··· Provided data

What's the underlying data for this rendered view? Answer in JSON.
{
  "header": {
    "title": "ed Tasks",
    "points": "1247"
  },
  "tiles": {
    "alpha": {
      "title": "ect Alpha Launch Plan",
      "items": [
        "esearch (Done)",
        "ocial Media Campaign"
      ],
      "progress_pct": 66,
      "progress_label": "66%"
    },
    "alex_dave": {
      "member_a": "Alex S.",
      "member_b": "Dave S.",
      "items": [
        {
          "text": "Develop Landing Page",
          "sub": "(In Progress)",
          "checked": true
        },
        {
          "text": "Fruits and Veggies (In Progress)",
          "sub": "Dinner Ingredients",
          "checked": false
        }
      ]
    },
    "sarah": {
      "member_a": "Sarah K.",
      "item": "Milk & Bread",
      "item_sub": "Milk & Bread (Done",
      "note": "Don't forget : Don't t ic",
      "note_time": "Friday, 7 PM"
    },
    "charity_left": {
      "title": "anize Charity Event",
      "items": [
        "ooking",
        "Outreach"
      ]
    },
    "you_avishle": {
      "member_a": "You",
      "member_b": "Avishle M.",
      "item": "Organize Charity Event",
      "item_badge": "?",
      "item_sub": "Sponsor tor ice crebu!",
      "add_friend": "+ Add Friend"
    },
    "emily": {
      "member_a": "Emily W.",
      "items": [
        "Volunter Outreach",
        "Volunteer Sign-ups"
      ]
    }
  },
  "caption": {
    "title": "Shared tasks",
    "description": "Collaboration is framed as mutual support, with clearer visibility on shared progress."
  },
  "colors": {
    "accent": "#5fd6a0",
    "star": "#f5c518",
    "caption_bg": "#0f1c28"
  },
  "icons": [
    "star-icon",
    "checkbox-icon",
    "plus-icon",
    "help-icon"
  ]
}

······

## [What you have to do]
Return all of the above records exactly, leaving no line out.

## [Task solution]
What's the underlying data for this rendered view? Answer in JSON.
{
  "header": {
    "title": "ed Tasks",
    "points": "1247"
  },
  "tiles": {
    "alpha": {
      "title": "ect Alpha Launch Plan",
      "items": [
        "esearch (Done)",
        "ocial Media Campaign"
      ],
      "progress_pct": 66,
      "progress_label": "66%"
    },
    "alex_dave": {
      "member_a": "Alex S.",
      "member_b": "Dave S.",
      "items": [
        {
          "text": "Develop Landing Page",
          "sub": "(In Progress)",
          "checked": true
        },
        {
          "text": "Fruits and Veggies (In Progress)",
          "sub": "Dinner Ingredients",
          "checked": false
        }
      ]
    },
    "sarah": {
      "member_a": "Sarah K.",
      "item": "Milk & Bread",
      "item_sub": "Milk & Bread (Done",
      "note": "Don't forget : Don't t ic",
      "note_time": "Friday, 7 PM"
    },
    "charity_left": {
      "title": "anize Charity Event",
      "items": [
        "ooking",
        "Outreach"
      ]
    },
    "you_avishle": {
      "member_a": "You",
      "member_b": "Avishle M.",
      "item": "Organize Charity Event",
      "item_badge": "?",
      "item_sub": "Sponsor tor ice crebu!",
      "add_friend": "+ Add Friend"
    },
    "emily": {
      "member_a": "Emily W.",
      "items": [
        "Volunter Outreach",
        "Volunteer Sign-ups"
      ]
    }
  },
  "caption": {
    "title": "Shared tasks",
    "description": "Collaboration is framed as mutual support, with clearer visibility on shared progress."
  },
  "colors": {
    "accent": "#5fd6a0",
    "star": "#f5c518",
    "caption_bg": "#0f1c28"
  },
  "icons": [
    "star-icon",
    "checkbox-icon",
    "plus-icon",
    "help-icon"
  ]
}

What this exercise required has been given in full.